> **TASKS TO COMPLETE**:
**1)** In the film post, shorten the paragraph that begins "It was during this time in college" and keep its main facts.
**2)** In the records, starting at the first line and ending at the line containing "commit-message: Merge pull", change "file-name-link" to "file-link". Return only those lines, with everything else unchanged.

> **TEXT**:
⁂

Y’all Seen This One?: The Taking of Pelham One Two Three (1974)
Some thoughts on the 1974 film The Taking of Pelham One Two Three.
Note: some of these movies have been around for a while so assume there will be some spoilers throughout.
Good day or evening. This is a series I plan on adding entries to throughout the year when time allows—and years to come if I remember to—called “Y’all Seen This One?” where I watch classic/popular/however you want to define it movies that apparently everyone but me has seen. I’m open to changing the series name but at this point, telling me to change it would only make me double down so here we are.
Like most white guys in their thirties, I saw Reservoir Dogs in college and it rearranged my brain. I was previously unfamiliar with the work of Quentin Tarantino, so it was a baptism of sorts1. The one thing I was struck by were the character aliases—Mr. Brown, Mr. White, Mr. Blonde, so on and so forth. I was so transfixed and challenged by the movie, I just assumed all of this sprang organically out of the brilliant mind of QT. I have watched other movies since then. I have also become more familiar with QT and his style of filmmaking, which has opened me up to other genres I wouldn’t have otherwise sought out. All those paths lead to me finally watching the 1974 thriller featuring a gang of criminals using color-coded nicknames: The Taking of Pelham One Two Three.
It was during this time in college that I got really into junk crime thrillers. Street Kings, Righteous Kill, just to name the only two other examples I can remember off the top of my head before getting to my third example. Every now and then a Gone Baby Gone would sneak in and truly blow my mind. My laptop was overheating from all the Redbox rentals and homework I was procrastinating on.
The other junk thriller I remember watching was the 2009 remake of today’s subject, The Taking of Pelham 123, a numerically streamlined title. Directed by Tony Scott, starring Denzel Washington and John Travolta, and set in post-9/11 New York, all I remember is the hyper-violence and frenetic editing. A Tony Scott (RIP) special indeed. I may or may not have been aware that it was remake at the time. I certainly didn’t know that all the movies were adapted from a novel.
Doesn’t matter. Point is, one late April night in 2025, I was able to finally sit down and watch the original and you guys were right; great movie. Truly excellent, one could even say. As soon as David Shire brings the horns in on that opening score, The Taking of Pelham One Two Three had its hooks in me.

⁂

> **GIVEN RECORDS**:
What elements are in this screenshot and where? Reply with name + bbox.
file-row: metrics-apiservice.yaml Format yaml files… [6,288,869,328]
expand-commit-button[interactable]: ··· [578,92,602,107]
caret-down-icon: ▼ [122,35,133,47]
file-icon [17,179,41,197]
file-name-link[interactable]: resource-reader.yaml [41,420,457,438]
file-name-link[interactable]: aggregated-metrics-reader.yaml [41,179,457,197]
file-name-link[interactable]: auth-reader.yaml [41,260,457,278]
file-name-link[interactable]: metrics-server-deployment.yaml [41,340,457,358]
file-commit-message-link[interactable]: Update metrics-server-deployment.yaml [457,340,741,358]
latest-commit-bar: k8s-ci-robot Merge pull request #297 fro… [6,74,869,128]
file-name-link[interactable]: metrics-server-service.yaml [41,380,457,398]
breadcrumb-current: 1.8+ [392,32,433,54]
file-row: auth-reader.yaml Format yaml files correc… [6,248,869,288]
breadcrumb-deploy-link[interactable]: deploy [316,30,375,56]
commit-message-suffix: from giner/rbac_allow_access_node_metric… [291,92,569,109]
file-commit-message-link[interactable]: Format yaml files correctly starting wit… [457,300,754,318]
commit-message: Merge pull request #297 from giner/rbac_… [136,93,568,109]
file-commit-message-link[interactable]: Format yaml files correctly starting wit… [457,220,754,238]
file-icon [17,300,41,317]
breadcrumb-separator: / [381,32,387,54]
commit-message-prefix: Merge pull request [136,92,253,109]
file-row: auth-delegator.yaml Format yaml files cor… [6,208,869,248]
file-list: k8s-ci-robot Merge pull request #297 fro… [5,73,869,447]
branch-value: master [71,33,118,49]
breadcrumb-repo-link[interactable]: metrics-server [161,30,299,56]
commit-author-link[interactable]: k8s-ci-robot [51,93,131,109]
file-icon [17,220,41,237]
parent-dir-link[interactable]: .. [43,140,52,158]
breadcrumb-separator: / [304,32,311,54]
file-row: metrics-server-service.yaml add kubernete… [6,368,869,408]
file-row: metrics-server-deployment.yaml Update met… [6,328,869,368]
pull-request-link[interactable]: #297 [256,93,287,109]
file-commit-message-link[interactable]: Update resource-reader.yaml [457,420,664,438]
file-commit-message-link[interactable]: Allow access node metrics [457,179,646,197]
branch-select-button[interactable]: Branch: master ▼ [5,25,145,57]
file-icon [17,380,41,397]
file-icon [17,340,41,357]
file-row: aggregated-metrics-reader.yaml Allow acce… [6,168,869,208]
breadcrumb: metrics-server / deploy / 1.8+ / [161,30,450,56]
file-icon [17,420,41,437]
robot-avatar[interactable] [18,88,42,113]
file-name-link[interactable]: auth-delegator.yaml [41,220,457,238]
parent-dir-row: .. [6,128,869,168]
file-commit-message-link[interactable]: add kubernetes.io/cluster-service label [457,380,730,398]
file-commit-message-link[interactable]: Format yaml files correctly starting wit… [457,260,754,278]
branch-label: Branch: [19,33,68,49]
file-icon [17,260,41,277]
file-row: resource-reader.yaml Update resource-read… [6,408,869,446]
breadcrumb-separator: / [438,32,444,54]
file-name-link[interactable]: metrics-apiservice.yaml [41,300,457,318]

⁂

> **EXPECTED ANSWERS**:
**1)** In college I got really into junk crime thrillers like Street Kings and Righteous Kill, and now and then one like Gone Baby Gone would sneak in and blow my mind. My laptop overheated from all the Redbox rentals and the homework I was putting off.

**2)**
What elements are in this screenshot and where? Reply with name + bbox.
file-row: metrics-apiservice.yaml Format yaml files… [6,288,869,328]
expand-commit-button[interactable]: ··· [578,92,602,107]
caret-down-icon: ▼ [122,35,133,47]
file-icon [17,179,41,197]
file-link[interactable]: resource-reader.yaml [41,420,457,438]
file-link[interactable]: aggregated-metrics-reader.yaml [41,179,457,197]
file-link[interactable]: auth-reader.yaml [41,260,457,278]
file-link[interactable]: metrics-server-deployment.yaml [41,340,457,358]
file-commit-message-link[interactable]: Update metrics-server-deployment.yaml [457,340,741,358]
latest-commit-bar: k8s-ci-robot Merge pull request #297 fro… [6,74,869,128]
file-link[interactable]: metrics-server-service.yaml [41,380,457,398]
breadcrumb-current: 1.8+ [392,32,433,54]
file-row: auth-reader.yaml Format yaml files correc… [6,248,869,288]
breadcrumb-deploy-link[interactable]: deploy [316,30,375,56]
commit-message-suffix: from giner/rbac_allow_access_node_metric… [291,92,569,109]
file-commit-message-link[interactable]: Format yaml files correctly starting wit… [457,300,754,318]
commit-message: Merge pull request #297 from giner/rbac_… [136,93,568,109]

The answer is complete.